* begin DATASET EXCERPTS *

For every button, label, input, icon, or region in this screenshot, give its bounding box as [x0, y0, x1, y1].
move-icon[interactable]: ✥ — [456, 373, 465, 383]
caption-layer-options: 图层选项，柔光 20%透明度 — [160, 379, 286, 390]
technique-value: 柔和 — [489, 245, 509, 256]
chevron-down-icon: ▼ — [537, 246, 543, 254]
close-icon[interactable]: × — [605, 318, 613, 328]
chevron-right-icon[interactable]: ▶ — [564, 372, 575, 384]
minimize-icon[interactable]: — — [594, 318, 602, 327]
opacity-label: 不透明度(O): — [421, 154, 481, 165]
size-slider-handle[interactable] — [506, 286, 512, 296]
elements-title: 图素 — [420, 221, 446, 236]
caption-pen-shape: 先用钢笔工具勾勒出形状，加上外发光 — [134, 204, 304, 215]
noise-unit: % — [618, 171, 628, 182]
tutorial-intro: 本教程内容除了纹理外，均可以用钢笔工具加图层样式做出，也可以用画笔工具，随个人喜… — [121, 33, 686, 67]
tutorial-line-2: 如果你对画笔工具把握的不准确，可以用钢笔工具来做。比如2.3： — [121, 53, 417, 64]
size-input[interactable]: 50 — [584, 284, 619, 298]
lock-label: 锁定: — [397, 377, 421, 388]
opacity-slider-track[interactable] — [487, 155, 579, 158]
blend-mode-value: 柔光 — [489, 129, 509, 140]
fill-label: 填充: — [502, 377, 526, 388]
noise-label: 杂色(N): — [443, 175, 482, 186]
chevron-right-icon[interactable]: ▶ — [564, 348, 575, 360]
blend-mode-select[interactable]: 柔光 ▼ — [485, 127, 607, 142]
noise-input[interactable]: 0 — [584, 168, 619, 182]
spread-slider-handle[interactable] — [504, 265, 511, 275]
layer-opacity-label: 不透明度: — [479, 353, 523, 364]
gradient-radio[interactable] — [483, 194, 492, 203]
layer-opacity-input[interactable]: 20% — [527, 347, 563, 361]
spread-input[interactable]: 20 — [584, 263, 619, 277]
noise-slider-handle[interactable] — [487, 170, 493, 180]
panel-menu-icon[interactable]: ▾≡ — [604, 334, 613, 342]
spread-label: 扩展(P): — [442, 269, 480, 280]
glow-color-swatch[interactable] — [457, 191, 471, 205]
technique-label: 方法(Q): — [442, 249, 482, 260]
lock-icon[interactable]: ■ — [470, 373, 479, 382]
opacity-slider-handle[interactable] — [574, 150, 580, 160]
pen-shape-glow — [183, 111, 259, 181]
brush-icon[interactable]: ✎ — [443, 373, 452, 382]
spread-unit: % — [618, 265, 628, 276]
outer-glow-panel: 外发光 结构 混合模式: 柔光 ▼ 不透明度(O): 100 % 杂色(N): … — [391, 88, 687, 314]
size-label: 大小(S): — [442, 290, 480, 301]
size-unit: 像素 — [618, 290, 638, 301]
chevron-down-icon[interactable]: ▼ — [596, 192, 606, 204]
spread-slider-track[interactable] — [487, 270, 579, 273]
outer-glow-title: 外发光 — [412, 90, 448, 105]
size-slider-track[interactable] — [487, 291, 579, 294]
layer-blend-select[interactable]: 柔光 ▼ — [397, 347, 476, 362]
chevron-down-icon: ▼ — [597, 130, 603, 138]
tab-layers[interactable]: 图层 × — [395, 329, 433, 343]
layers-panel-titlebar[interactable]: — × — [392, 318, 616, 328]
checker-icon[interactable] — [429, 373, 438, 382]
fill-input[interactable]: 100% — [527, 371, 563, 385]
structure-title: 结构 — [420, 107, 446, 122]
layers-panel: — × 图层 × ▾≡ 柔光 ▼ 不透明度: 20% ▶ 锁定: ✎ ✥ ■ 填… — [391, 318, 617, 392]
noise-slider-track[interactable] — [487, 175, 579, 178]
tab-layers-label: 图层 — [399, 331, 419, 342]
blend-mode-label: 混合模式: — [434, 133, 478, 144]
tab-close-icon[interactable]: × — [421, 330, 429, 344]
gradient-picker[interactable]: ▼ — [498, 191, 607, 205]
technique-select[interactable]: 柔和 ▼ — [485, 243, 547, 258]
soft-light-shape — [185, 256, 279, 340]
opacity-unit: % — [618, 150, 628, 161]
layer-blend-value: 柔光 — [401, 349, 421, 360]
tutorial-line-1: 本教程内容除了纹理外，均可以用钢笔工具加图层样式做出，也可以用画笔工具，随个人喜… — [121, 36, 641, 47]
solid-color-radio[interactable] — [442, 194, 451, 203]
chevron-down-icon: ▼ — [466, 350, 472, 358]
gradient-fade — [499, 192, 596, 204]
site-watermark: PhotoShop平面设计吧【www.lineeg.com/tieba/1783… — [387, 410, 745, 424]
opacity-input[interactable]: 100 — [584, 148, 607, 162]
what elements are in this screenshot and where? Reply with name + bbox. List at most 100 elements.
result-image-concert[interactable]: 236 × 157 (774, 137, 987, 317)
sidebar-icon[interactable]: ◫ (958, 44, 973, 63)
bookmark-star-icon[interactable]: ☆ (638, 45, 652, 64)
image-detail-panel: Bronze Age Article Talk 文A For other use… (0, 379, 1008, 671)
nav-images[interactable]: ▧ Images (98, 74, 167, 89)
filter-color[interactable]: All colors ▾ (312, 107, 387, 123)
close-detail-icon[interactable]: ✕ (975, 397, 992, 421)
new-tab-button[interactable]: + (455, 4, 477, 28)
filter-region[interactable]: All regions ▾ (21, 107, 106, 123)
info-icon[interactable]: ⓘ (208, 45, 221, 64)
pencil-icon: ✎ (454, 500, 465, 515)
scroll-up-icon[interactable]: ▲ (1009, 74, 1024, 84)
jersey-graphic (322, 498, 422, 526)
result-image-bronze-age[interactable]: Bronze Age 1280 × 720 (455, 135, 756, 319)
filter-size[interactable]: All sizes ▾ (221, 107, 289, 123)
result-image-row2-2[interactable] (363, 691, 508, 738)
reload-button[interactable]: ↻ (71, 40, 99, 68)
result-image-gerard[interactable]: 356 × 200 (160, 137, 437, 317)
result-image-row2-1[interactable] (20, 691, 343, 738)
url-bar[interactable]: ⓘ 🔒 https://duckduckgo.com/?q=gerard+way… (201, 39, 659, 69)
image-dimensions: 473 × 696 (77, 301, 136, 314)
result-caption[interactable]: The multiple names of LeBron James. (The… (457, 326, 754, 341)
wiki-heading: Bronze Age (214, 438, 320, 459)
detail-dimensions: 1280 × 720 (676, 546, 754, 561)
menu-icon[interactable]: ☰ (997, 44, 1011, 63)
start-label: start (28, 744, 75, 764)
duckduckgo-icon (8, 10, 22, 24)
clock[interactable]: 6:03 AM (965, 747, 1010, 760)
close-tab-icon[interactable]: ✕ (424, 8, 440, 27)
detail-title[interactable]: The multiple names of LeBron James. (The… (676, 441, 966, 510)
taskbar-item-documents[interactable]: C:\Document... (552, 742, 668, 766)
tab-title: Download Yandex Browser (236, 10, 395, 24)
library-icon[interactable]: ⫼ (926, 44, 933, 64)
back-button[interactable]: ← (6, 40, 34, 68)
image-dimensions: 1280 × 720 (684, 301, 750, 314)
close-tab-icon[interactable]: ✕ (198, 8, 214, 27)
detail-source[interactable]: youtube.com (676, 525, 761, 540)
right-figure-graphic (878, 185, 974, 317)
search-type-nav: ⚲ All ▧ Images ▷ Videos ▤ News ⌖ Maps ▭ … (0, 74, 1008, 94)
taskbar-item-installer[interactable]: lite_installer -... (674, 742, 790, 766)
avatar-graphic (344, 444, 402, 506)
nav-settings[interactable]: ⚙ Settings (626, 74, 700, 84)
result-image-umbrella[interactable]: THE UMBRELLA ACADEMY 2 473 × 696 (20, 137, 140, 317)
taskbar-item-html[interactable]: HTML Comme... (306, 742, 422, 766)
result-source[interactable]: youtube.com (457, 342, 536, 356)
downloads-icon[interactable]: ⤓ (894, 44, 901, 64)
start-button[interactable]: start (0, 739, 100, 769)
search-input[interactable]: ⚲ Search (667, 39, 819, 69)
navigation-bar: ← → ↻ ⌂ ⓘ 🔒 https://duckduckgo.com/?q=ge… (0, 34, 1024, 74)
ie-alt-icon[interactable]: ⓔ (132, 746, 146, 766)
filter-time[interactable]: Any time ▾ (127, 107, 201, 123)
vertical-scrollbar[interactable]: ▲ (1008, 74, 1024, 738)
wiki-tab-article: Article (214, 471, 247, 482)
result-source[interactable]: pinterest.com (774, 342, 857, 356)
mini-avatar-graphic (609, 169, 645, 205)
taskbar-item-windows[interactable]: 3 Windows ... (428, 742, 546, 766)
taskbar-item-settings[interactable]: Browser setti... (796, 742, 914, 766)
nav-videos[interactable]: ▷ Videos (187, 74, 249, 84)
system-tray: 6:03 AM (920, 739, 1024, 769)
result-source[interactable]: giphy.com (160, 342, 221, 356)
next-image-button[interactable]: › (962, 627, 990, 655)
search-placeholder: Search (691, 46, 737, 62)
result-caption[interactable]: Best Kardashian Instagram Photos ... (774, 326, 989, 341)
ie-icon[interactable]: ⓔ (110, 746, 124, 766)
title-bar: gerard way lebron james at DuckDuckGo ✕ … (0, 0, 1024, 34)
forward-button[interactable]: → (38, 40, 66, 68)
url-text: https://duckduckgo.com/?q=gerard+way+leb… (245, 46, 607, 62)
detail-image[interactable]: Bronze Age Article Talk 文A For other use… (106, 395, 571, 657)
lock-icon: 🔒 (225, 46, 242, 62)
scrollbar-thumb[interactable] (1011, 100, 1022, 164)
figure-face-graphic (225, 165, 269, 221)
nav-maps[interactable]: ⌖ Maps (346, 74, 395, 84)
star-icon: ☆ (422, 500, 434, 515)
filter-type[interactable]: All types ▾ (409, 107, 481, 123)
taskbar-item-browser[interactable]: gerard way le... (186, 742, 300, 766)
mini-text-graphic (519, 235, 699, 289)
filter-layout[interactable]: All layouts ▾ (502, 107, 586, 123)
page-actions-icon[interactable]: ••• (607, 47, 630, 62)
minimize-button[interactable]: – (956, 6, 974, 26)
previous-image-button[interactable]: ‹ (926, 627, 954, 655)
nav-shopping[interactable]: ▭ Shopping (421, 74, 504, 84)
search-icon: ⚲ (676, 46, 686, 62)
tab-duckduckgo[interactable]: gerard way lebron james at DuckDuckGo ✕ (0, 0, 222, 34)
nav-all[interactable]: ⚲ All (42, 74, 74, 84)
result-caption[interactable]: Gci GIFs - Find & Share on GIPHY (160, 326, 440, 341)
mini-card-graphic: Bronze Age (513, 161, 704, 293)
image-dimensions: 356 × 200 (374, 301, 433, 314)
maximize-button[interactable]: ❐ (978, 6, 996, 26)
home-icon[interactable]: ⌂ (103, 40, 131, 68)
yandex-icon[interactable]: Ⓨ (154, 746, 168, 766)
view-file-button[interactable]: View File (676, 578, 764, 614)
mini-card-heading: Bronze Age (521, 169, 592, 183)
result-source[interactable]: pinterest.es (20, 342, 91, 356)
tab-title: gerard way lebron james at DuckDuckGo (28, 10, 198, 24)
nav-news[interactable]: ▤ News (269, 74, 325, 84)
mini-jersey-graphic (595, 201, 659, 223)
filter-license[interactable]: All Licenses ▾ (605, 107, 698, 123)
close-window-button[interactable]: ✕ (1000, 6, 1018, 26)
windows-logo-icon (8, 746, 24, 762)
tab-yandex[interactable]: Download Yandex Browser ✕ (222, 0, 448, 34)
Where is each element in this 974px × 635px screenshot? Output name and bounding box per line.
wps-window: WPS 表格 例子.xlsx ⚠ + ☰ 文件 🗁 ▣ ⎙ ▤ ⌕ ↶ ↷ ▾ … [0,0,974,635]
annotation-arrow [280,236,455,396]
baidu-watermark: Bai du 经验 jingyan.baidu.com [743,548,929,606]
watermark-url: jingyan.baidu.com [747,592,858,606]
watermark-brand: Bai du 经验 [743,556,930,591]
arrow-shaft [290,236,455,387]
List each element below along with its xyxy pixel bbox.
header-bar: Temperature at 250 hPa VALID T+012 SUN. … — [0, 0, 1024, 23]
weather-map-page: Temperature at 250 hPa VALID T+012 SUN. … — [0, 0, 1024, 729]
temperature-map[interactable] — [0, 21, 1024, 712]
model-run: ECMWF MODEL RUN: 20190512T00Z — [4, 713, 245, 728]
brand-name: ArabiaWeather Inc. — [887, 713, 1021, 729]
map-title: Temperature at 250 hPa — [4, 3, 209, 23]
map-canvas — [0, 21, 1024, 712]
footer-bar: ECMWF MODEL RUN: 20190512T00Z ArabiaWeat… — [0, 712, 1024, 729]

* end DATASET EXCERPTS *

WHAT IS REQUIRED: Quote the records from their first line through the line holding "chevron-down-icon: ▼ — [537, 246, 543, 254]", inclusive.

ANSWER IN FULL:
For every button, label, input, icon, or region in this screenshot, give its bounding box as [x0, y0, x1, y1].
move-icon[interactable]: ✥ — [456, 373, 465, 383]
caption-layer-options: 图层选项，柔光 20%透明度 — [160, 379, 286, 390]
technique-value: 柔和 — [489, 245, 509, 256]
chevron-down-icon: ▼ — [537, 246, 543, 254]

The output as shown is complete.